— What you will do —
Return the listing below exactly, with the pictures dropped.

— Data for this task —
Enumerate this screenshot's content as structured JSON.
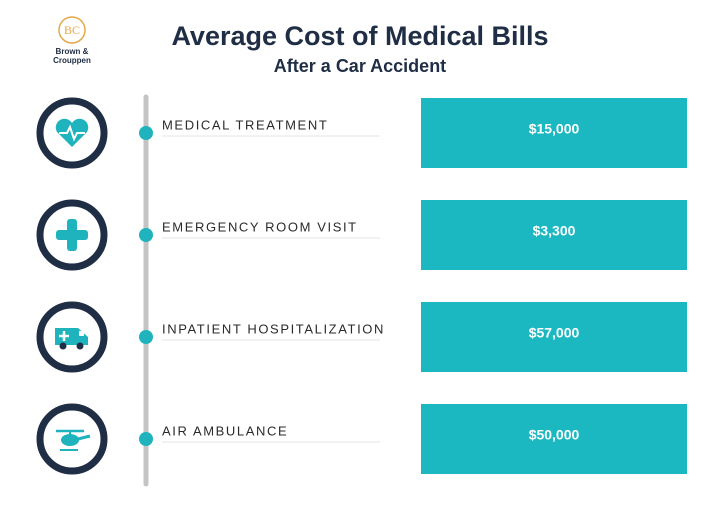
{
  "logo": {
    "initials": "BC",
    "name_line1": "Brown &",
    "name_line2": "Crouppen"
  },
  "header": {
    "title": "Average Cost of Medical Bills",
    "subtitle": "After a Car Accident"
  },
  "items": [
    {
      "label": "MEDICAL TREATMENT",
      "cost": "$15,000"
    },
    {
      "label": "EMERGENCY ROOM VISIT",
      "cost": "$3,300"
    },
    {
      "label": "INPATIENT HOSPITALIZATION",
      "cost": "$57,000"
    },
    {
      "label": "AIR AMBULANCE",
      "cost": "$50,000"
    }
  ]
}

— Result —
Enumerate this screenshot's content as structured JSON.
{
  "logo": {
    "initials": "BC",
    "name_line1": "Brown &",
    "name_line2": "Crouppen"
  },
  "header": {
    "title": "Average Cost of Medical Bills",
    "subtitle": "After a Car Accident"
  },
  "items": [
    {
      "label": "MEDICAL TREATMENT",
      "cost": "$15,000"
    },
    {
      "label": "EMERGENCY ROOM VISIT",
      "cost": "$3,300"
    },
    {
      "label": "INPATIENT HOSPITALIZATION",
      "cost": "$57,000"
    },
    {
      "label": "AIR AMBULANCE",
      "cost": "$50,000"
    }
  ]
}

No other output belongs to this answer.